-- start --

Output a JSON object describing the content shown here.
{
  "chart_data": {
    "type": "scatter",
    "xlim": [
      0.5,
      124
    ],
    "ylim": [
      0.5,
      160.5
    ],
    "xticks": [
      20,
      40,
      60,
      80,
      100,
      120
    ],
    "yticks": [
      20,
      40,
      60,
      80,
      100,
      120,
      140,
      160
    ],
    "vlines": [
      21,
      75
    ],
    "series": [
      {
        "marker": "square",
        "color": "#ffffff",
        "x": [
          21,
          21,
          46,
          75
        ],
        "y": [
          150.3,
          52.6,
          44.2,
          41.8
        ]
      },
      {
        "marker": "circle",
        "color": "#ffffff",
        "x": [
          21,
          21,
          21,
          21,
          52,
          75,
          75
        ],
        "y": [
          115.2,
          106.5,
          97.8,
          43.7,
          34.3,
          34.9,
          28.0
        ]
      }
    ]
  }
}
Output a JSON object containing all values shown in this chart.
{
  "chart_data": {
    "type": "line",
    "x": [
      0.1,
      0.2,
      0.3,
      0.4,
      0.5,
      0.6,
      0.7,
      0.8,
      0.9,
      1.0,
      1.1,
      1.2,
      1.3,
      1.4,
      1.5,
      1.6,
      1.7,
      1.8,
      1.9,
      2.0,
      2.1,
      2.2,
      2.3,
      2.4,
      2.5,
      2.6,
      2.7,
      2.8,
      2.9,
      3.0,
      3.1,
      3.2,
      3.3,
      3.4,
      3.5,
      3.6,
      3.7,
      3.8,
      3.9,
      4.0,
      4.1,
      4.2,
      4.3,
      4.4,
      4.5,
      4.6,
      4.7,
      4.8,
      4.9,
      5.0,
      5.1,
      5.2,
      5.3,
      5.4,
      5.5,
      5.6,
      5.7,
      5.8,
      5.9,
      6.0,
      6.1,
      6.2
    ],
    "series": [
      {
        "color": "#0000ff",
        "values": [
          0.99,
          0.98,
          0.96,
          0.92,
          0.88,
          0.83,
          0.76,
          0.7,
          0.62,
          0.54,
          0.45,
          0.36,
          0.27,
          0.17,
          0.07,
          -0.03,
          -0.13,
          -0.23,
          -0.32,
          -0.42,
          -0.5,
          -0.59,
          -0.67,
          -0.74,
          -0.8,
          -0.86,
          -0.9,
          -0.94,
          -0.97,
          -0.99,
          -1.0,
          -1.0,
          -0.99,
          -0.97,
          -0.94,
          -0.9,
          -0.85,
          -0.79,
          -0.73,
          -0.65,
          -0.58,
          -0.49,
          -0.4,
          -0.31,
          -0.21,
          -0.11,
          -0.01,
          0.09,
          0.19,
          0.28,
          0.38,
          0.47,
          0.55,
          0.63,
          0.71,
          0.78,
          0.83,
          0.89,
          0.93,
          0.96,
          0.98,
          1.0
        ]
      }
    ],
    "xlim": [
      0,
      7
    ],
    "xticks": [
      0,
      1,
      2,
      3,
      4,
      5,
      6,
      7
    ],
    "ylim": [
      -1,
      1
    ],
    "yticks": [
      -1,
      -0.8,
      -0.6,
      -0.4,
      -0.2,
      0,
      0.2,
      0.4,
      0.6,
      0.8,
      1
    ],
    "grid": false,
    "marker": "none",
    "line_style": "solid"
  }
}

-- end --

§ YOUR OBJECTIVE: Your task is to transcribe the listing above in full, exactly as given.

§ ANSWER TO THIS EXERCISE:
Output a JSON object describing the content shown here.
{
  "chart_data": {
    "type": "scatter",
    "xlim": [
      0.5,
      124
    ],
    "ylim": [
      0.5,
      160.5
    ],
    "xticks": [
      20,
      40,
      60,
      80,
      100,
      120
    ],
    "yticks": [
      20,
      40,
      60,
      80,
      100,
      120,
      140,
      160
    ],
    "vlines": [
      21,
      75
    ],
    "series": [
      {
        "marker": "square",
        "color": "#ffffff",
        "x": [
          21,
          21,
          46,
          75
        ],
        "y": [
          150.3,
          52.6,
          44.2,
          41.8
        ]
      },
      {
        "marker": "circle",
        "color": "#ffffff",
        "x": [
          21,
          21,
          21,
          21,
          52,
          75,
          75
        ],
        "y": [
          115.2,
          106.5,
          97.8,
          43.7,
          34.3,
          34.9,
          28.0
        ]
      }
    ]
  }
}
Output a JSON object containing all values shown in this chart.
{
  "chart_data": {
    "type": "line",
    "x": [
      0.1,
      0.2,
      0.3,
      0.4,
      0.5,
      0.6,
      0.7,
      0.8,
      0.9,
      1.0,
      1.1,
      1.2,
      1.3,
      1.4,
      1.5,
      1.6,
      1.7,
      1.8,
      1.9,
      2.0,
      2.1,
      2.2,
      2.3,
      2.4,
      2.5,
      2.6,
      2.7,
      2.8,
      2.9,
      3.0,
      3.1,
      3.2,
      3.3,
      3.4,
      3.5,
      3.6,
      3.7,
      3.8,
      3.9,
      4.0,
      4.1,
      4.2,
      4.3,
      4.4,
      4.5,
      4.6,
      4.7,
      4.8,
      4.9,
      5.0,
      5.1,
      5.2,
      5.3,
      5.4,
      5.5,
      5.6,
      5.7,
      5.8,
      5.9,
      6.0,
      6.1,
      6.2
    ],
    "series": [
      {
        "color": "#0000ff",
        "values": [
          0.99,
          0.98,
          0.96,
          0.92,
          0.88,
          0.83,
          0.76,
          0.7,
          0.62,
          0.54,
          0.45,
          0.36,
          0.27,
          0.17,
          0.07,
          -0.03,
          -0.13,
          -0.23,
          -0.32,
          -0.42,
          -0.5,
          -0.59,
          -0.67,
          -0.74,
          -0.8,
          -0.86,
          -0.9,
          -0.94,
          -0.97,
          -0.99,
          -1.0,
          -1.0,
          -0.99,
          -0.97,
          -0.94,
          -0.9,
          -0.85,
          -0.79,
          -0.73,
          -0.65,
          -0.58,
          -0.49,
          -0.4,
          -0.31,
          -0.21,
          -0.11,
          -0.01,
          0.09,
          0.19,
          0.28,
          0.38,
          0.47,
          0.55,
          0.63,
          0.71,
          0.78,
          0.83,
          0.89,
          0.93,
          0.96,
          0.98,
          1.0
        ]
      }
    ],
    "xlim": [
      0,
      7
    ],
    "xticks": [
      0,
      1,
      2,
      3,
      4,
      5,
      6,
      7
    ],
    "ylim": [
      -1,
      1
    ],
    "yticks": [
      -1,
      -0.8,
      -0.6,
      -0.4,
      -0.2,
      0,
      0.2,
      0.4,
      0.6,
      0.8,
      1
    ],
    "grid": false,
    "marker": "none",
    "line_style": "solid"
  }
}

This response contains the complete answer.